■ EXERCISE ■
Write out the entire listing below exactly, with the pictures left out.

■ SUPPLIED DATA ■
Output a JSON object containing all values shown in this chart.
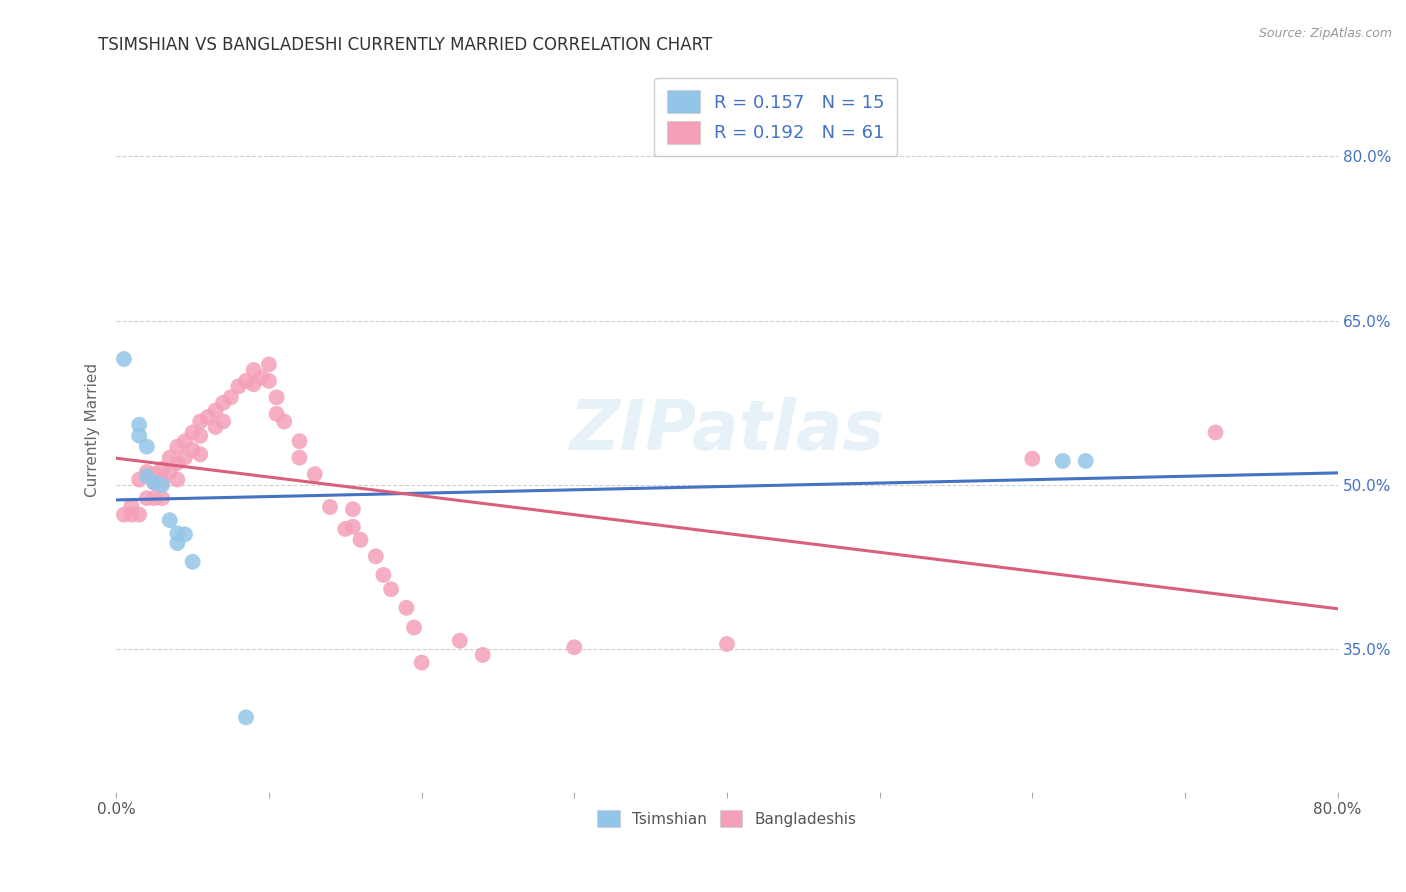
{
  "title": "TSIMSHIAN VS BANGLADESHI CURRENTLY MARRIED CORRELATION CHART",
  "source": "Source: ZipAtlas.com",
  "ylabel": "Currently Married",
  "y_ticks_right": [
    0.35,
    0.5,
    0.65,
    0.8
  ],
  "y_tick_labels": [
    "35.0%",
    "50.0%",
    "65.0%",
    "80.0%"
  ],
  "xlim": [
    0.0,
    0.8
  ],
  "ylim": [
    0.22,
    0.88
  ],
  "x_tick_positions": [
    0.0,
    0.1,
    0.2,
    0.3,
    0.4,
    0.5,
    0.6,
    0.7,
    0.8
  ],
  "legend_r1": "R = 0.157",
  "legend_n1": "N = 15",
  "legend_r2": "R = 0.192",
  "legend_n2": "N = 61",
  "blue_color": "#92c5e8",
  "pink_color": "#f4a0b8",
  "trendline_blue": "#4472c4",
  "trendline_pink": "#d9607a",
  "watermark": "ZIPatlas",
  "tsimshian_x": [
    0.005,
    0.015,
    0.015,
    0.02,
    0.02,
    0.025,
    0.03,
    0.035,
    0.04,
    0.04,
    0.045,
    0.05,
    0.085,
    0.62,
    0.635
  ],
  "tsimshian_y": [
    0.615,
    0.555,
    0.545,
    0.535,
    0.508,
    0.502,
    0.5,
    0.468,
    0.456,
    0.447,
    0.455,
    0.43,
    0.288,
    0.522,
    0.522
  ],
  "bangladeshi_x": [
    0.005,
    0.01,
    0.01,
    0.015,
    0.015,
    0.02,
    0.02,
    0.025,
    0.025,
    0.025,
    0.03,
    0.03,
    0.03,
    0.035,
    0.035,
    0.04,
    0.04,
    0.04,
    0.045,
    0.045,
    0.05,
    0.05,
    0.055,
    0.055,
    0.055,
    0.06,
    0.065,
    0.065,
    0.07,
    0.07,
    0.075,
    0.08,
    0.085,
    0.09,
    0.09,
    0.095,
    0.1,
    0.1,
    0.105,
    0.105,
    0.11,
    0.12,
    0.12,
    0.13,
    0.14,
    0.15,
    0.155,
    0.155,
    0.16,
    0.17,
    0.175,
    0.18,
    0.19,
    0.195,
    0.2,
    0.225,
    0.24,
    0.3,
    0.4,
    0.6,
    0.72
  ],
  "bangladeshi_y": [
    0.473,
    0.481,
    0.473,
    0.505,
    0.473,
    0.512,
    0.488,
    0.51,
    0.502,
    0.488,
    0.515,
    0.503,
    0.488,
    0.525,
    0.512,
    0.535,
    0.52,
    0.505,
    0.54,
    0.525,
    0.548,
    0.532,
    0.558,
    0.545,
    0.528,
    0.562,
    0.568,
    0.553,
    0.575,
    0.558,
    0.58,
    0.59,
    0.595,
    0.605,
    0.592,
    0.598,
    0.61,
    0.595,
    0.58,
    0.565,
    0.558,
    0.54,
    0.525,
    0.51,
    0.48,
    0.46,
    0.478,
    0.462,
    0.45,
    0.435,
    0.418,
    0.405,
    0.388,
    0.37,
    0.338,
    0.358,
    0.345,
    0.352,
    0.355,
    0.524,
    0.548
  ]
}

■ WRITTEN SOLUTION ■
Output a JSON object containing all values shown in this chart.
{
  "title": "TSIMSHIAN VS BANGLADESHI CURRENTLY MARRIED CORRELATION CHART",
  "source": "Source: ZipAtlas.com",
  "ylabel": "Currently Married",
  "y_ticks_right": [
    0.35,
    0.5,
    0.65,
    0.8
  ],
  "y_tick_labels": [
    "35.0%",
    "50.0%",
    "65.0%",
    "80.0%"
  ],
  "xlim": [
    0.0,
    0.8
  ],
  "ylim": [
    0.22,
    0.88
  ],
  "x_tick_positions": [
    0.0,
    0.1,
    0.2,
    0.3,
    0.4,
    0.5,
    0.6,
    0.7,
    0.8
  ],
  "legend_r1": "R = 0.157",
  "legend_n1": "N = 15",
  "legend_r2": "R = 0.192",
  "legend_n2": "N = 61",
  "blue_color": "#92c5e8",
  "pink_color": "#f4a0b8",
  "trendline_blue": "#4472c4",
  "trendline_pink": "#d9607a",
  "watermark": "ZIPatlas",
  "tsimshian_x": [
    0.005,
    0.015,
    0.015,
    0.02,
    0.02,
    0.025,
    0.03,
    0.035,
    0.04,
    0.04,
    0.045,
    0.05,
    0.085,
    0.62,
    0.635
  ],
  "tsimshian_y": [
    0.615,
    0.555,
    0.545,
    0.535,
    0.508,
    0.502,
    0.5,
    0.468,
    0.456,
    0.447,
    0.455,
    0.43,
    0.288,
    0.522,
    0.522
  ],
  "bangladeshi_x": [
    0.005,
    0.01,
    0.01,
    0.015,
    0.015,
    0.02,
    0.02,
    0.025,
    0.025,
    0.025,
    0.03,
    0.03,
    0.03,
    0.035,
    0.035,
    0.04,
    0.04,
    0.04,
    0.045,
    0.045,
    0.05,
    0.05,
    0.055,
    0.055,
    0.055,
    0.06,
    0.065,
    0.065,
    0.07,
    0.07,
    0.075,
    0.08,
    0.085,
    0.09,
    0.09,
    0.095,
    0.1,
    0.1,
    0.105,
    0.105,
    0.11,
    0.12,
    0.12,
    0.13,
    0.14,
    0.15,
    0.155,
    0.155,
    0.16,
    0.17,
    0.175,
    0.18,
    0.19,
    0.195,
    0.2,
    0.225,
    0.24,
    0.3,
    0.4,
    0.6,
    0.72
  ],
  "bangladeshi_y": [
    0.473,
    0.481,
    0.473,
    0.505,
    0.473,
    0.512,
    0.488,
    0.51,
    0.502,
    0.488,
    0.515,
    0.503,
    0.488,
    0.525,
    0.512,
    0.535,
    0.52,
    0.505,
    0.54,
    0.525,
    0.548,
    0.532,
    0.558,
    0.545,
    0.528,
    0.562,
    0.568,
    0.553,
    0.575,
    0.558,
    0.58,
    0.59,
    0.595,
    0.605,
    0.592,
    0.598,
    0.61,
    0.595,
    0.58,
    0.565,
    0.558,
    0.54,
    0.525,
    0.51,
    0.48,
    0.46,
    0.478,
    0.462,
    0.45,
    0.435,
    0.418,
    0.405,
    0.388,
    0.37,
    0.338,
    0.358,
    0.345,
    0.352,
    0.355,
    0.524,
    0.548
  ]
}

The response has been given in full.